Check each line of the entries below for the string "round"; copy every line where it appears.
-=-=-=-=-
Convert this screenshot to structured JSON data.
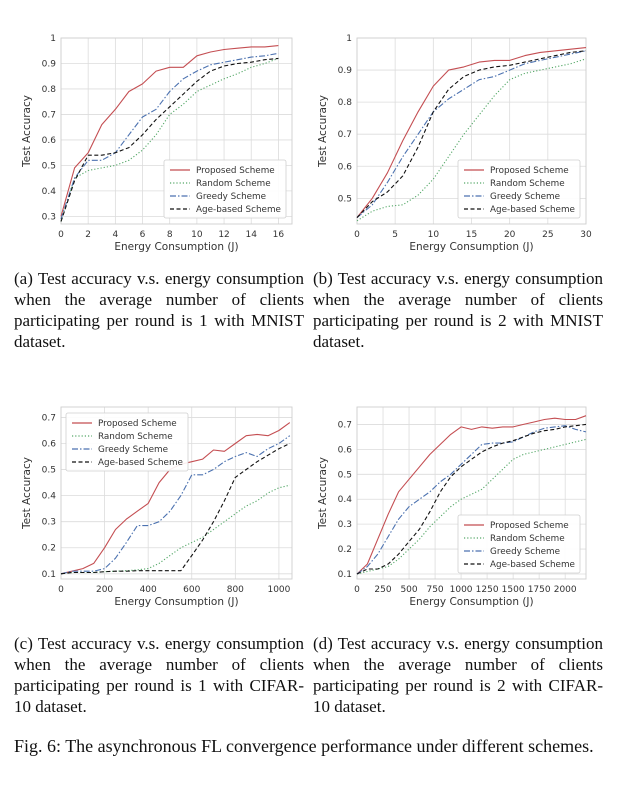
{
  "chart_data": [
    {
      "type": "line",
      "xlabel": "Energy Consumption (J)",
      "ylabel": "Test Accuracy",
      "xlim": [
        0,
        17
      ],
      "ylim": [
        0.27,
        1.0
      ],
      "xticks": [
        0,
        2,
        4,
        6,
        8,
        10,
        12,
        14,
        16
      ],
      "yticks": [
        0.3,
        0.4,
        0.5,
        0.6,
        0.7,
        0.8,
        0.9,
        1.0
      ],
      "legend_position": "bottom-right",
      "series": [
        {
          "name": "Proposed Scheme",
          "color": "#c44e52",
          "dash": "solid",
          "x": [
            0,
            1,
            2,
            3,
            4,
            5,
            6,
            7,
            8,
            9,
            10,
            11,
            12,
            13,
            14,
            15,
            16
          ],
          "y": [
            0.3,
            0.49,
            0.55,
            0.66,
            0.72,
            0.79,
            0.82,
            0.87,
            0.885,
            0.885,
            0.93,
            0.945,
            0.955,
            0.96,
            0.965,
            0.965,
            0.97
          ]
        },
        {
          "name": "Random Scheme",
          "color": "#55a868",
          "dash": "dotted",
          "x": [
            0,
            1,
            2,
            3,
            4,
            5,
            6,
            7,
            8,
            9,
            10,
            11,
            12,
            13,
            14,
            15,
            16
          ],
          "y": [
            0.28,
            0.45,
            0.48,
            0.49,
            0.5,
            0.52,
            0.56,
            0.62,
            0.7,
            0.74,
            0.79,
            0.815,
            0.84,
            0.86,
            0.885,
            0.9,
            0.92
          ]
        },
        {
          "name": "Greedy Scheme",
          "color": "#4c72b0",
          "dash": "dashdot",
          "x": [
            0,
            1,
            2,
            3,
            4,
            5,
            6,
            7,
            8,
            9,
            10,
            11,
            12,
            13,
            14,
            15,
            16
          ],
          "y": [
            0.29,
            0.45,
            0.52,
            0.52,
            0.55,
            0.62,
            0.69,
            0.72,
            0.79,
            0.84,
            0.87,
            0.895,
            0.905,
            0.915,
            0.925,
            0.93,
            0.94
          ]
        },
        {
          "name": "Age-based Scheme",
          "color": "#111111",
          "dash": "dashed",
          "x": [
            0,
            1,
            2,
            3,
            4,
            5,
            6,
            7,
            8,
            9,
            10,
            11,
            12,
            13,
            14,
            15,
            16
          ],
          "y": [
            0.28,
            0.44,
            0.54,
            0.54,
            0.55,
            0.57,
            0.62,
            0.68,
            0.73,
            0.78,
            0.83,
            0.87,
            0.89,
            0.9,
            0.905,
            0.915,
            0.92
          ]
        }
      ]
    },
    {
      "type": "line",
      "xlabel": "Energy Consumption (J)",
      "ylabel": "Test Accuracy",
      "xlim": [
        0,
        30
      ],
      "ylim": [
        0.42,
        1.0
      ],
      "xticks": [
        0,
        5,
        10,
        15,
        20,
        25,
        30
      ],
      "yticks": [
        0.5,
        0.6,
        0.7,
        0.8,
        0.9,
        1.0
      ],
      "legend_position": "bottom-right",
      "series": [
        {
          "name": "Proposed Scheme",
          "color": "#c44e52",
          "dash": "solid",
          "x": [
            0,
            2,
            4,
            6,
            8,
            10,
            12,
            14,
            16,
            18,
            20,
            22,
            24,
            26,
            28,
            30
          ],
          "y": [
            0.44,
            0.5,
            0.58,
            0.68,
            0.77,
            0.85,
            0.9,
            0.91,
            0.925,
            0.93,
            0.93,
            0.945,
            0.955,
            0.96,
            0.965,
            0.97
          ]
        },
        {
          "name": "Random Scheme",
          "color": "#55a868",
          "dash": "dotted",
          "x": [
            0,
            2,
            4,
            6,
            8,
            10,
            12,
            14,
            16,
            18,
            20,
            22,
            24,
            26,
            28,
            30
          ],
          "y": [
            0.43,
            0.46,
            0.475,
            0.48,
            0.51,
            0.56,
            0.63,
            0.7,
            0.76,
            0.82,
            0.87,
            0.89,
            0.9,
            0.91,
            0.92,
            0.935
          ]
        },
        {
          "name": "Greedy Scheme",
          "color": "#4c72b0",
          "dash": "dashdot",
          "x": [
            0,
            2,
            4,
            6,
            8,
            10,
            12,
            14,
            16,
            18,
            20,
            22,
            24,
            26,
            28,
            30
          ],
          "y": [
            0.44,
            0.48,
            0.55,
            0.63,
            0.7,
            0.77,
            0.81,
            0.84,
            0.87,
            0.88,
            0.9,
            0.92,
            0.93,
            0.94,
            0.95,
            0.96
          ]
        },
        {
          "name": "Age-based Scheme",
          "color": "#111111",
          "dash": "dashed",
          "x": [
            0,
            2,
            4,
            6,
            8,
            10,
            12,
            14,
            16,
            18,
            20,
            22,
            24,
            26,
            28,
            30
          ],
          "y": [
            0.44,
            0.49,
            0.52,
            0.57,
            0.66,
            0.77,
            0.84,
            0.88,
            0.9,
            0.91,
            0.915,
            0.925,
            0.935,
            0.945,
            0.955,
            0.96
          ]
        }
      ]
    },
    {
      "type": "line",
      "xlabel": "Energy Consumption (J)",
      "ylabel": "Test Accuracy",
      "xlim": [
        0,
        1060
      ],
      "ylim": [
        0.08,
        0.74
      ],
      "xticks": [
        0,
        200,
        400,
        600,
        800,
        1000
      ],
      "yticks": [
        0.1,
        0.2,
        0.3,
        0.4,
        0.5,
        0.6,
        0.7
      ],
      "legend_position": "top-left",
      "series": [
        {
          "name": "Proposed Scheme",
          "color": "#c44e52",
          "dash": "solid",
          "x": [
            0,
            50,
            100,
            150,
            200,
            250,
            300,
            350,
            400,
            450,
            500,
            550,
            600,
            650,
            700,
            750,
            800,
            850,
            900,
            950,
            1000,
            1050
          ],
          "y": [
            0.1,
            0.11,
            0.12,
            0.14,
            0.2,
            0.27,
            0.31,
            0.34,
            0.37,
            0.45,
            0.5,
            0.52,
            0.53,
            0.54,
            0.575,
            0.57,
            0.6,
            0.63,
            0.635,
            0.63,
            0.65,
            0.68
          ]
        },
        {
          "name": "Random Scheme",
          "color": "#55a868",
          "dash": "dotted",
          "x": [
            0,
            50,
            100,
            150,
            200,
            250,
            300,
            350,
            400,
            450,
            500,
            550,
            600,
            650,
            700,
            750,
            800,
            850,
            900,
            950,
            1000,
            1050
          ],
          "y": [
            0.1,
            0.105,
            0.105,
            0.105,
            0.108,
            0.11,
            0.112,
            0.115,
            0.12,
            0.14,
            0.17,
            0.2,
            0.22,
            0.24,
            0.27,
            0.3,
            0.33,
            0.36,
            0.38,
            0.41,
            0.43,
            0.44
          ]
        },
        {
          "name": "Greedy Scheme",
          "color": "#4c72b0",
          "dash": "dashdot",
          "x": [
            0,
            50,
            100,
            150,
            200,
            250,
            300,
            350,
            400,
            450,
            500,
            550,
            600,
            650,
            700,
            750,
            800,
            850,
            900,
            950,
            1000,
            1050
          ],
          "y": [
            0.1,
            0.11,
            0.11,
            0.11,
            0.12,
            0.16,
            0.22,
            0.285,
            0.285,
            0.3,
            0.34,
            0.4,
            0.48,
            0.48,
            0.5,
            0.53,
            0.55,
            0.565,
            0.55,
            0.58,
            0.6,
            0.63
          ]
        },
        {
          "name": "Age-based Scheme",
          "color": "#111111",
          "dash": "dashed",
          "x": [
            0,
            50,
            100,
            150,
            200,
            250,
            300,
            350,
            400,
            450,
            500,
            550,
            600,
            650,
            700,
            750,
            800,
            850,
            900,
            950,
            1000,
            1050
          ],
          "y": [
            0.1,
            0.105,
            0.105,
            0.105,
            0.108,
            0.11,
            0.11,
            0.112,
            0.112,
            0.112,
            0.112,
            0.112,
            0.17,
            0.23,
            0.3,
            0.38,
            0.47,
            0.5,
            0.53,
            0.555,
            0.58,
            0.6
          ]
        }
      ]
    },
    {
      "type": "line",
      "xlabel": "Energy Consumption (J)",
      "ylabel": "Test Accuracy",
      "xlim": [
        0,
        2200
      ],
      "ylim": [
        0.08,
        0.77
      ],
      "xticks": [
        0,
        250,
        500,
        750,
        1000,
        1250,
        1500,
        1750,
        2000
      ],
      "yticks": [
        0.1,
        0.2,
        0.3,
        0.4,
        0.5,
        0.6,
        0.7
      ],
      "legend_position": "bottom-right",
      "series": [
        {
          "name": "Proposed Scheme",
          "color": "#c44e52",
          "dash": "solid",
          "x": [
            0,
            100,
            200,
            300,
            400,
            500,
            600,
            700,
            800,
            900,
            1000,
            1100,
            1200,
            1300,
            1400,
            1500,
            1600,
            1700,
            1800,
            1900,
            2000,
            2100,
            2200
          ],
          "y": [
            0.1,
            0.14,
            0.24,
            0.34,
            0.43,
            0.48,
            0.53,
            0.58,
            0.62,
            0.66,
            0.69,
            0.68,
            0.69,
            0.685,
            0.69,
            0.69,
            0.7,
            0.71,
            0.72,
            0.725,
            0.72,
            0.72,
            0.735
          ]
        },
        {
          "name": "Random Scheme",
          "color": "#55a868",
          "dash": "dotted",
          "x": [
            0,
            100,
            200,
            300,
            400,
            500,
            600,
            700,
            800,
            900,
            1000,
            1100,
            1200,
            1300,
            1400,
            1500,
            1600,
            1700,
            1800,
            1900,
            2000,
            2100,
            2200
          ],
          "y": [
            0.1,
            0.11,
            0.12,
            0.13,
            0.16,
            0.2,
            0.24,
            0.29,
            0.33,
            0.37,
            0.4,
            0.42,
            0.44,
            0.48,
            0.52,
            0.56,
            0.58,
            0.59,
            0.6,
            0.61,
            0.62,
            0.63,
            0.64
          ]
        },
        {
          "name": "Greedy Scheme",
          "color": "#4c72b0",
          "dash": "dashdot",
          "x": [
            0,
            100,
            200,
            300,
            400,
            500,
            600,
            700,
            800,
            900,
            1000,
            1100,
            1200,
            1300,
            1400,
            1500,
            1600,
            1700,
            1800,
            1900,
            2000,
            2100,
            2200
          ],
          "y": [
            0.1,
            0.13,
            0.18,
            0.25,
            0.32,
            0.37,
            0.4,
            0.43,
            0.47,
            0.5,
            0.54,
            0.58,
            0.62,
            0.625,
            0.625,
            0.63,
            0.65,
            0.67,
            0.685,
            0.69,
            0.695,
            0.68,
            0.67
          ]
        },
        {
          "name": "Age-based Scheme",
          "color": "#111111",
          "dash": "dashed",
          "x": [
            0,
            100,
            200,
            300,
            400,
            500,
            600,
            700,
            800,
            900,
            1000,
            1100,
            1200,
            1300,
            1400,
            1500,
            1600,
            1700,
            1800,
            1900,
            2000,
            2100,
            2200
          ],
          "y": [
            0.1,
            0.12,
            0.12,
            0.14,
            0.18,
            0.23,
            0.28,
            0.35,
            0.43,
            0.49,
            0.53,
            0.56,
            0.59,
            0.61,
            0.625,
            0.635,
            0.65,
            0.665,
            0.675,
            0.68,
            0.69,
            0.695,
            0.7
          ]
        }
      ]
    }
  ],
  "captions": {
    "a": "(a) Test accuracy v.s. energy consumption when the average number of clients participating per round is 1 with MNIST dataset.",
    "b": "(b) Test accuracy v.s. energy consumption when the average number of clients participating per round is 2 with MNIST dataset.",
    "c": "(c) Test accuracy v.s. energy consumption when the average number of clients participating per round is 1 with CIFAR-10 dataset.",
    "d": "(d) Test accuracy v.s. energy consumption when the average number of clients participating per round is 2 with CIFAR-10 dataset."
  },
  "figure_caption": "Fig. 6: The asynchronous FL convergence performance under different schemes."
}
-=-=-=-=-
SOLUTION FOR THIS TASK |
    "a": "(a) Test accuracy v.s. energy consumption when the average number of clients participating per round is 1 with MNIST dataset.",
    "b": "(b) Test accuracy v.s. energy consumption when the average number of clients participating per round is 2 with MNIST dataset.",
    "c": "(c) Test accuracy v.s. energy consumption when the average number of clients participating per round is 1 with CIFAR-10 dataset.",
    "d": "(d) Test accuracy v.s. energy consumption when the average number of clients participating per round is 2 with CIFAR-10 dataset."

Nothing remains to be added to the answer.